### TASK REQUIREMENTS
Go through the entries and transcribe each one exactly, dropping the pictures.

....

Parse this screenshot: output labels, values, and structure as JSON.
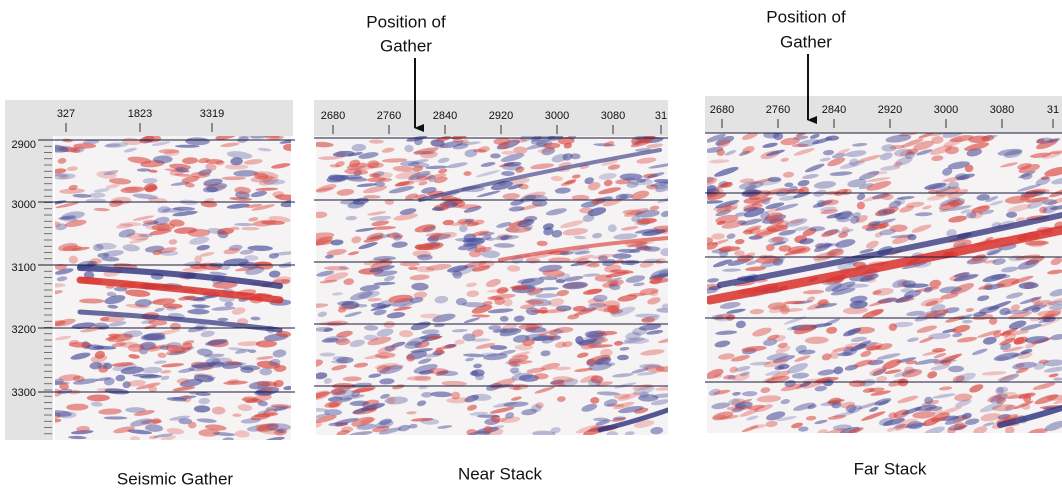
{
  "panels": [
    {
      "caption": "Seismic Gather",
      "top_ticks": [
        "327",
        "1823",
        "3319"
      ],
      "left_ticks": [
        "2900",
        "3000",
        "3100",
        "3200",
        "3300"
      ]
    },
    {
      "caption": "Near Stack",
      "annotation_lines": [
        "Position of",
        "Gather"
      ],
      "top_ticks": [
        "2680",
        "2760",
        "2840",
        "2920",
        "3000",
        "3080",
        "31"
      ]
    },
    {
      "caption": "Far Stack",
      "annotation_lines": [
        "Position of",
        "Gather"
      ],
      "top_ticks": [
        "2680",
        "2760",
        "2840",
        "2920",
        "3000",
        "3080",
        "31"
      ]
    }
  ]
}
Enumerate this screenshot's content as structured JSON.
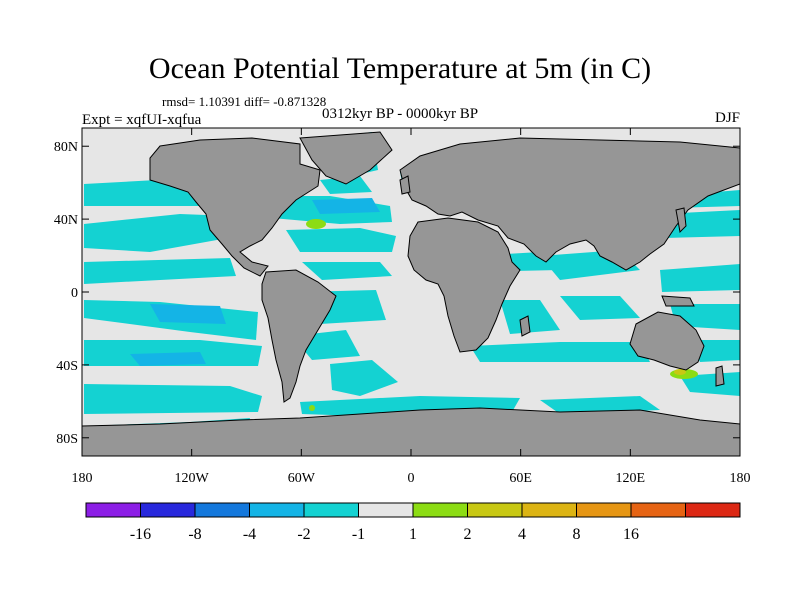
{
  "chart_data": {
    "type": "heatmap",
    "title": "Ocean Potential Temperature at 5m (in C)",
    "stats": "rmsd= 1.10391 diff= -0.871328",
    "experiment": "Expt = xqfUI-xqfua",
    "period": "0312kyr BP - 0000kyr BP",
    "season": "DJF",
    "x_ticks": [
      "180",
      "120W",
      "60W",
      "0",
      "60E",
      "120E",
      "180"
    ],
    "x_tick_values": [
      -180,
      -120,
      -60,
      0,
      60,
      120,
      180
    ],
    "y_ticks": [
      "80N",
      "40N",
      "0",
      "40S",
      "80S"
    ],
    "y_tick_values": [
      80,
      40,
      0,
      -40,
      -80
    ],
    "xlim": [
      -180,
      180
    ],
    "ylim": [
      -90,
      90
    ],
    "colorbar": {
      "levels": [
        "-16",
        "-8",
        "-4",
        "-2",
        "-1",
        "1",
        "2",
        "4",
        "8",
        "16"
      ],
      "colors": [
        "#8c1ee6",
        "#2828dc",
        "#1478dc",
        "#14b4e6",
        "#14d2d2",
        "#e6e6e6",
        "#8cdc14",
        "#c8c814",
        "#dcb414",
        "#e69614",
        "#e66414",
        "#dc2814"
      ]
    },
    "field_colors": {
      "land": "#969696",
      "near_zero": "#e6e6e6",
      "cool": "#14d2d2",
      "cooler": "#14b4e6",
      "coldest": "#1478dc",
      "warm": "#8cdc14",
      "warmer": "#c8c814"
    }
  }
}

....

### ANSWER BELOW
Parse this screenshot: output labels, values, and structure as JSON.
{
  "panels": [
    {
      "caption": "Seismic Gather",
      "top_ticks": [
        "327",
        "1823",
        "3319"
      ],
      "left_ticks": [
        "2900",
        "3000",
        "3100",
        "3200",
        "3300"
      ]
    },
    {
      "caption": "Near Stack",
      "annotation_lines": [
        "Position of",
        "Gather"
      ],
      "top_ticks": [
        "2680",
        "2760",
        "2840",
        "2920",
        "3000",
        "3080",
        "31"
      ]
    },
    {
      "caption": "Far Stack",
      "annotation_lines": [
        "Position of",
        "Gather"
      ],
      "top_ticks": [
        "2680",
        "2760",
        "2840",
        "2920",
        "3000",
        "3080",
        "31"
      ]
    }
  ]
}
Enumerate this screenshot's content as structured JSON.
{
  "chart_data": {
    "type": "heatmap",
    "title": "Ocean Potential Temperature at 5m (in C)",
    "stats": "rmsd= 1.10391 diff= -0.871328",
    "experiment": "Expt = xqfUI-xqfua",
    "period": "0312kyr BP - 0000kyr BP",
    "season": "DJF",
    "x_ticks": [
      "180",
      "120W",
      "60W",
      "0",
      "60E",
      "120E",
      "180"
    ],
    "x_tick_values": [
      -180,
      -120,
      -60,
      0,
      60,
      120,
      180
    ],
    "y_ticks": [
      "80N",
      "40N",
      "0",
      "40S",
      "80S"
    ],
    "y_tick_values": [
      80,
      40,
      0,
      -40,
      -80
    ],
    "xlim": [
      -180,
      180
    ],
    "ylim": [
      -90,
      90
    ],
    "colorbar": {
      "levels": [
        "-16",
        "-8",
        "-4",
        "-2",
        "-1",
        "1",
        "2",
        "4",
        "8",
        "16"
      ],
      "colors": [
        "#8c1ee6",
        "#2828dc",
        "#1478dc",
        "#14b4e6",
        "#14d2d2",
        "#e6e6e6",
        "#8cdc14",
        "#c8c814",
        "#dcb414",
        "#e69614",
        "#e66414",
        "#dc2814"
      ]
    },
    "field_colors": {
      "land": "#969696",
      "near_zero": "#e6e6e6",
      "cool": "#14d2d2",
      "cooler": "#14b4e6",
      "coldest": "#1478dc",
      "warm": "#8cdc14",
      "warmer": "#c8c814"
    }
  }
}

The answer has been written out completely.